Retype the records that come next, word for word.

Source data:
────────────────────────────────────────
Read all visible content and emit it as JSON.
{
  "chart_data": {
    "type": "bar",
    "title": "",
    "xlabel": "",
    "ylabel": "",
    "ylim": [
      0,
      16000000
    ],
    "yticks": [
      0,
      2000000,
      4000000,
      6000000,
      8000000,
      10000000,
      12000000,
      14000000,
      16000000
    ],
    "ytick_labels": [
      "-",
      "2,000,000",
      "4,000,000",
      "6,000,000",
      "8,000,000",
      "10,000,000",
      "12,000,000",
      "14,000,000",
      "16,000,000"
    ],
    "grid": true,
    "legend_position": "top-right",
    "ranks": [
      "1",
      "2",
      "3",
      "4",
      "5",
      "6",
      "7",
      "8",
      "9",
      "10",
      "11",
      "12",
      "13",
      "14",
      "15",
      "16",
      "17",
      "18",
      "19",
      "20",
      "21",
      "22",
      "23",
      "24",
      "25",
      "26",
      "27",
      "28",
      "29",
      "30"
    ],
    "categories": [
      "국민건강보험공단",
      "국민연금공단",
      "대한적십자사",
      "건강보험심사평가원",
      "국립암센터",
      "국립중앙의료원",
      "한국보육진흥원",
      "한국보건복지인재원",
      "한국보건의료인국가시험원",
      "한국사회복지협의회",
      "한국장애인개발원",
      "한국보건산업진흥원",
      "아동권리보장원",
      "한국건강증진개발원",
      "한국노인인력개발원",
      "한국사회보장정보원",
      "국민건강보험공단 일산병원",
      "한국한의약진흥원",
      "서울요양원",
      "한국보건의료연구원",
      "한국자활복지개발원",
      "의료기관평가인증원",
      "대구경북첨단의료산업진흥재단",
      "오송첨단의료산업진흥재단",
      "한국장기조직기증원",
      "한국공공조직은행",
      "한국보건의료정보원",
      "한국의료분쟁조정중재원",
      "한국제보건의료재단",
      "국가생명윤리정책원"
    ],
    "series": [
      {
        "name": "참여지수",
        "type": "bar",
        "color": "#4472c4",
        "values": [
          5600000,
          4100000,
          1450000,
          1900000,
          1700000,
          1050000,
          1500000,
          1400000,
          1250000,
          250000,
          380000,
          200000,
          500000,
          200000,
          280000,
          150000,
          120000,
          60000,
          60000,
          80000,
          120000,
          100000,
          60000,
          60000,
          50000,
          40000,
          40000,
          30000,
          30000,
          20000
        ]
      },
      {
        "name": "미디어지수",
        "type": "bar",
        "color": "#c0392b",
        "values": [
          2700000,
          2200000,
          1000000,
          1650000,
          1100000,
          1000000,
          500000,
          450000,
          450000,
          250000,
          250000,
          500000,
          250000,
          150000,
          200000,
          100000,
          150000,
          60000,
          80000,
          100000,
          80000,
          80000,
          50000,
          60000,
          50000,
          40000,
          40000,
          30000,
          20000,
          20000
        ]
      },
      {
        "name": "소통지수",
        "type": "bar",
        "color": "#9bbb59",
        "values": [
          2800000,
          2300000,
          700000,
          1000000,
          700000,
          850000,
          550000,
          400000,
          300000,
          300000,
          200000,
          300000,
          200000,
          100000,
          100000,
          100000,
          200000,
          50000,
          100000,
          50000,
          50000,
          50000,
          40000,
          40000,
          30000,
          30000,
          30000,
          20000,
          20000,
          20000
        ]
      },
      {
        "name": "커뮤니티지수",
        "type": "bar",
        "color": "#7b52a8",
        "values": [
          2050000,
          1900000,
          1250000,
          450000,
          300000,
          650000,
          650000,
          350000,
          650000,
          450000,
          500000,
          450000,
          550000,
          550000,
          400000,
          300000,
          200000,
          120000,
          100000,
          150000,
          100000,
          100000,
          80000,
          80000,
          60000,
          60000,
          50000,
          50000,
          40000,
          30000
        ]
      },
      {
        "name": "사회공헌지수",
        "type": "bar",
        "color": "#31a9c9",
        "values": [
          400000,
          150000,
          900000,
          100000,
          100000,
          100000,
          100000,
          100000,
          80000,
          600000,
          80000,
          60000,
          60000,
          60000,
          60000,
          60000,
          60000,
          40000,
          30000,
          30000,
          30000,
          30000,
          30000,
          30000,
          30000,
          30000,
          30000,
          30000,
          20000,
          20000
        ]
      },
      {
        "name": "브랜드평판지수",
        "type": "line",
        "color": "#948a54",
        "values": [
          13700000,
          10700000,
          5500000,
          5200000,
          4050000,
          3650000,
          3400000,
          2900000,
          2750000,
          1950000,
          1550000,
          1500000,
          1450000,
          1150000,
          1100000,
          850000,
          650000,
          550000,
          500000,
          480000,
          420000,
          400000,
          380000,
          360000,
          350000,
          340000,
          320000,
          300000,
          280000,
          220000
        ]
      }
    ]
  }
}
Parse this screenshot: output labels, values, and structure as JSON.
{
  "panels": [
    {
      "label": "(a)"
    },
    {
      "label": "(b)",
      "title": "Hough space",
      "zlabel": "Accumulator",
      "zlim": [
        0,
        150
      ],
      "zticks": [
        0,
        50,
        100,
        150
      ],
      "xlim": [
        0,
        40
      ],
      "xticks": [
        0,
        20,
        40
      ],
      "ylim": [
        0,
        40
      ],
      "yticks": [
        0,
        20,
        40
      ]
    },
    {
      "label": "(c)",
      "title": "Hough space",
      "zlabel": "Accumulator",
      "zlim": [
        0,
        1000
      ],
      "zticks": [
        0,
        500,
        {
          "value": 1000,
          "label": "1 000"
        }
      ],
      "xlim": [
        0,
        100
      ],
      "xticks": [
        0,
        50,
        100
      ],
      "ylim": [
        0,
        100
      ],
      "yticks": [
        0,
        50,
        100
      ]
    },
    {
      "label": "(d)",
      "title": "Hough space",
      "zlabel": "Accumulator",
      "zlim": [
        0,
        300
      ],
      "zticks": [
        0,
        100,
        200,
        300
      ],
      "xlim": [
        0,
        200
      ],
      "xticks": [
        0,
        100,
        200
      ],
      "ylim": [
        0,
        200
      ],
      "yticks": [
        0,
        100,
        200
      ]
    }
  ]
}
────────────────────────────────────────
SOLUTION TO THE PROBLEM:
Read all visible content and emit it as JSON.
{
  "chart_data": {
    "type": "bar",
    "title": "",
    "xlabel": "",
    "ylabel": "",
    "ylim": [
      0,
      16000000
    ],
    "yticks": [
      0,
      2000000,
      4000000,
      6000000,
      8000000,
      10000000,
      12000000,
      14000000,
      16000000
    ],
    "ytick_labels": [
      "-",
      "2,000,000",
      "4,000,000",
      "6,000,000",
      "8,000,000",
      "10,000,000",
      "12,000,000",
      "14,000,000",
      "16,000,000"
    ],
    "grid": true,
    "legend_position": "top-right",
    "ranks": [
      "1",
      "2",
      "3",
      "4",
      "5",
      "6",
      "7",
      "8",
      "9",
      "10",
      "11",
      "12",
      "13",
      "14",
      "15",
      "16",
      "17",
      "18",
      "19",
      "20",
      "21",
      "22",
      "23",
      "24",
      "25",
      "26",
      "27",
      "28",
      "29",
      "30"
    ],
    "categories": [
      "국민건강보험공단",
      "국민연금공단",
      "대한적십자사",
      "건강보험심사평가원",
      "국립암센터",
      "국립중앙의료원",
      "한국보육진흥원",
      "한국보건복지인재원",
      "한국보건의료인국가시험원",
      "한국사회복지협의회",
      "한국장애인개발원",
      "한국보건산업진흥원",
      "아동권리보장원",
      "한국건강증진개발원",
      "한국노인인력개발원",
      "한국사회보장정보원",
      "국민건강보험공단 일산병원",
      "한국한의약진흥원",
      "서울요양원",
      "한국보건의료연구원",
      "한국자활복지개발원",
      "의료기관평가인증원",
      "대구경북첨단의료산업진흥재단",
      "오송첨단의료산업진흥재단",
      "한국장기조직기증원",
      "한국공공조직은행",
      "한국보건의료정보원",
      "한국의료분쟁조정중재원",
      "한국제보건의료재단",
      "국가생명윤리정책원"
    ],
    "series": [
      {
        "name": "참여지수",
        "type": "bar",
        "color": "#4472c4",
        "values": [
          5600000,
          4100000,
          1450000,
          1900000,
          1700000,
          1050000,
          1500000,
          1400000,
          1250000,
          250000,
          380000,
          200000,
          500000,
          200000,
          280000,
          150000,
          120000,
          60000,
          60000,
          80000,
          120000,
          100000,
          60000,
          60000,
          50000,
          40000,
          40000,
          30000,
          30000,
          20000
        ]
      },
      {
        "name": "미디어지수",
        "type": "bar",
        "color": "#c0392b",
        "values": [
          2700000,
          2200000,
          1000000,
          1650000,
          1100000,
          1000000,
          500000,
          450000,
          450000,
          250000,
          250000,
          500000,
          250000,
          150000,
          200000,
          100000,
          150000,
          60000,
          80000,
          100000,
          80000,
          80000,
          50000,
          60000,
          50000,
          40000,
          40000,
          30000,
          20000,
          20000
        ]
      },
      {
        "name": "소통지수",
        "type": "bar",
        "color": "#9bbb59",
        "values": [
          2800000,
          2300000,
          700000,
          1000000,
          700000,
          850000,
          550000,
          400000,
          300000,
          300000,
          200000,
          300000,
          200000,
          100000,
          100000,
          100000,
          200000,
          50000,
          100000,
          50000,
          50000,
          50000,
          40000,
          40000,
          30000,
          30000,
          30000,
          20000,
          20000,
          20000
        ]
      },
      {
        "name": "커뮤니티지수",
        "type": "bar",
        "color": "#7b52a8",
        "values": [
          2050000,
          1900000,
          1250000,
          450000,
          300000,
          650000,
          650000,
          350000,
          650000,
          450000,
          500000,
          450000,
          550000,
          550000,
          400000,
          300000,
          200000,
          120000,
          100000,
          150000,
          100000,
          100000,
          80000,
          80000,
          60000,
          60000,
          50000,
          50000,
          40000,
          30000
        ]
      },
      {
        "name": "사회공헌지수",
        "type": "bar",
        "color": "#31a9c9",
        "values": [
          400000,
          150000,
          900000,
          100000,
          100000,
          100000,
          100000,
          100000,
          80000,
          600000,
          80000,
          60000,
          60000,
          60000,
          60000,
          60000,
          60000,
          40000,
          30000,
          30000,
          30000,
          30000,
          30000,
          30000,
          30000,
          30000,
          30000,
          30000,
          20000,
          20000
        ]
      },
      {
        "name": "브랜드평판지수",
        "type": "line",
        "color": "#948a54",
        "values": [
          13700000,
          10700000,
          5500000,
          5200000,
          4050000,
          3650000,
          3400000,
          2900000,
          2750000,
          1950000,
          1550000,
          1500000,
          1450000,
          1150000,
          1100000,
          850000,
          650000,
          550000,
          500000,
          480000,
          420000,
          400000,
          380000,
          360000,
          350000,
          340000,
          320000,
          300000,
          280000,
          220000
        ]
      }
    ]
  }
}
Parse this screenshot: output labels, values, and structure as JSON.
{
  "panels": [
    {
      "label": "(a)"
    },
    {
      "label": "(b)",
      "title": "Hough space",
      "zlabel": "Accumulator",
      "zlim": [
        0,
        150
      ],
      "zticks": [
        0,
        50,
        100,
        150
      ],
      "xlim": [
        0,
        40
      ],
      "xticks": [
        0,
        20,
        40
      ],
      "ylim": [
        0,
        40
      ],
      "yticks": [
        0,
        20,
        40
      ]
    },
    {
      "label": "(c)",
      "title": "Hough space",
      "zlabel": "Accumulator",
      "zlim": [
        0,
        1000
      ],
      "zticks": [
        0,
        500,
        {
          "value": 1000,
          "label": "1 000"
        }
      ],
      "xlim": [
        0,
        100
      ],
      "xticks": [
        0,
        50,
        100
      ],
      "ylim": [
        0,
        100
      ],
      "yticks": [
        0,
        50,
        100
      ]
    },
    {
      "label": "(d)",
      "title": "Hough space",
      "zlabel": "Accumulator",
      "zlim": [
        0,
        300
      ],
      "zticks": [
        0,
        100,
        200,
        300
      ],
      "xlim": [
        0,
        200
      ],
      "xticks": [
        0,
        100,
        200
      ],
      "ylim": [
        0,
        200
      ],
      "yticks": [
        0,
        100,
        200
      ]
    }
  ]
}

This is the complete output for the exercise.